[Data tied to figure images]

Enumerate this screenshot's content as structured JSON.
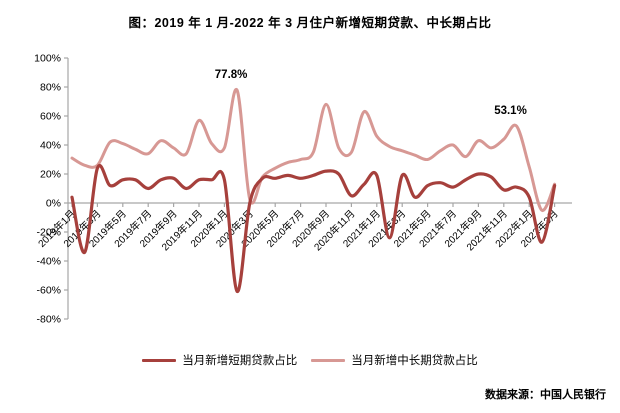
{
  "title": "图：2019 年 1 月-2022 年 3 月住户新增短期贷款、中长期占比",
  "source": "数据来源：中国人民银行",
  "colors": {
    "short_term": "#A6403C",
    "medium_long": "#D79894",
    "axis": "#A6A6A6",
    "tick_text": "#000000",
    "annotation_text": "#000000"
  },
  "legend": {
    "items": [
      {
        "label": "当月新增短期贷款占比",
        "color": "#A6403C"
      },
      {
        "label": "当月新增中长期贷款占比",
        "color": "#D79894"
      }
    ]
  },
  "chart_data": {
    "type": "line",
    "title": "图：2019 年 1 月-2022 年 3 月住户新增短期贷款、中长期占比",
    "xlabel": "",
    "ylabel": "",
    "ylim": [
      -80,
      100
    ],
    "y_tick_step": 20,
    "y_tick_labels": [
      "100%",
      "80%",
      "60%",
      "40%",
      "20%",
      "0%",
      "-20%",
      "-40%",
      "-60%",
      "-80%"
    ],
    "x_label_every": 2,
    "grid": false,
    "smoothed_lines": true,
    "legend_position": "bottom",
    "categories": [
      "2019年1月",
      "2019年2月",
      "2019年3月",
      "2019年4月",
      "2019年5月",
      "2019年6月",
      "2019年7月",
      "2019年8月",
      "2019年9月",
      "2019年10月",
      "2019年11月",
      "2019年12月",
      "2020年1月",
      "2020年2月",
      "2020年3月",
      "2020年4月",
      "2020年5月",
      "2020年6月",
      "2020年7月",
      "2020年8月",
      "2020年9月",
      "2020年10月",
      "2020年11月",
      "2020年12月",
      "2021年1月",
      "2021年2月",
      "2021年3月",
      "2021年4月",
      "2021年5月",
      "2021年6月",
      "2021年7月",
      "2021年8月",
      "2021年9月",
      "2021年10月",
      "2021年11月",
      "2021年12月",
      "2022年1月",
      "2022年2月",
      "2022年3月"
    ],
    "series": [
      {
        "name": "当月新增短期贷款占比",
        "color": "#A6403C",
        "values": [
          4,
          -34,
          24,
          12,
          16,
          16,
          10,
          16,
          17,
          10,
          16,
          16,
          16,
          -61,
          0,
          17,
          17,
          19,
          17,
          19,
          22,
          20,
          5,
          13,
          19,
          -24,
          19,
          4,
          12,
          14,
          11,
          16,
          20,
          18,
          9,
          11,
          4,
          -27,
          12
        ]
      },
      {
        "name": "当月新增中长期贷款占比",
        "color": "#D79894",
        "values": [
          31,
          26,
          26,
          42,
          41,
          37,
          34,
          43,
          38,
          34,
          57,
          41,
          38,
          77.8,
          2.5,
          18,
          24,
          28,
          30,
          35,
          68,
          38,
          35,
          63,
          46,
          39,
          36,
          33,
          30,
          36,
          40,
          32,
          43,
          38,
          44,
          53.1,
          25,
          -5,
          13
        ]
      }
    ],
    "annotations": [
      {
        "text": "77.8%",
        "series_index": 1,
        "point_index": 13
      },
      {
        "text": "53.1%",
        "series_index": 1,
        "point_index": 35
      }
    ]
  }
}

[What you will do] The records above must be echoed exactly, minus their pictures.

[Exercise answer]
Enumerate this screenshot's content as structured JSON.
{
  "title": "图：2019 年 1 月-2022 年 3 月住户新增短期贷款、中长期占比",
  "source": "数据来源：中国人民银行",
  "colors": {
    "short_term": "#A6403C",
    "medium_long": "#D79894",
    "axis": "#A6A6A6",
    "tick_text": "#000000",
    "annotation_text": "#000000"
  },
  "legend": {
    "items": [
      {
        "label": "当月新增短期贷款占比",
        "color": "#A6403C"
      },
      {
        "label": "当月新增中长期贷款占比",
        "color": "#D79894"
      }
    ]
  },
  "chart_data": {
    "type": "line",
    "title": "图：2019 年 1 月-2022 年 3 月住户新增短期贷款、中长期占比",
    "xlabel": "",
    "ylabel": "",
    "ylim": [
      -80,
      100
    ],
    "y_tick_step": 20,
    "y_tick_labels": [
      "100%",
      "80%",
      "60%",
      "40%",
      "20%",
      "0%",
      "-20%",
      "-40%",
      "-60%",
      "-80%"
    ],
    "x_label_every": 2,
    "grid": false,
    "smoothed_lines": true,
    "legend_position": "bottom",
    "categories": [
      "2019年1月",
      "2019年2月",
      "2019年3月",
      "2019年4月",
      "2019年5月",
      "2019年6月",
      "2019年7月",
      "2019年8月",
      "2019年9月",
      "2019年10月",
      "2019年11月",
      "2019年12月",
      "2020年1月",
      "2020年2月",
      "2020年3月",
      "2020年4月",
      "2020年5月",
      "2020年6月",
      "2020年7月",
      "2020年8月",
      "2020年9月",
      "2020年10月",
      "2020年11月",
      "2020年12月",
      "2021年1月",
      "2021年2月",
      "2021年3月",
      "2021年4月",
      "2021年5月",
      "2021年6月",
      "2021年7月",
      "2021年8月",
      "2021年9月",
      "2021年10月",
      "2021年11月",
      "2021年12月",
      "2022年1月",
      "2022年2月",
      "2022年3月"
    ],
    "series": [
      {
        "name": "当月新增短期贷款占比",
        "color": "#A6403C",
        "values": [
          4,
          -34,
          24,
          12,
          16,
          16,
          10,
          16,
          17,
          10,
          16,
          16,
          16,
          -61,
          0,
          17,
          17,
          19,
          17,
          19,
          22,
          20,
          5,
          13,
          19,
          -24,
          19,
          4,
          12,
          14,
          11,
          16,
          20,
          18,
          9,
          11,
          4,
          -27,
          12
        ]
      },
      {
        "name": "当月新增中长期贷款占比",
        "color": "#D79894",
        "values": [
          31,
          26,
          26,
          42,
          41,
          37,
          34,
          43,
          38,
          34,
          57,
          41,
          38,
          77.8,
          2.5,
          18,
          24,
          28,
          30,
          35,
          68,
          38,
          35,
          63,
          46,
          39,
          36,
          33,
          30,
          36,
          40,
          32,
          43,
          38,
          44,
          53.1,
          25,
          -5,
          13
        ]
      }
    ],
    "annotations": [
      {
        "text": "77.8%",
        "series_index": 1,
        "point_index": 13
      },
      {
        "text": "53.1%",
        "series_index": 1,
        "point_index": 35
      }
    ]
  }
}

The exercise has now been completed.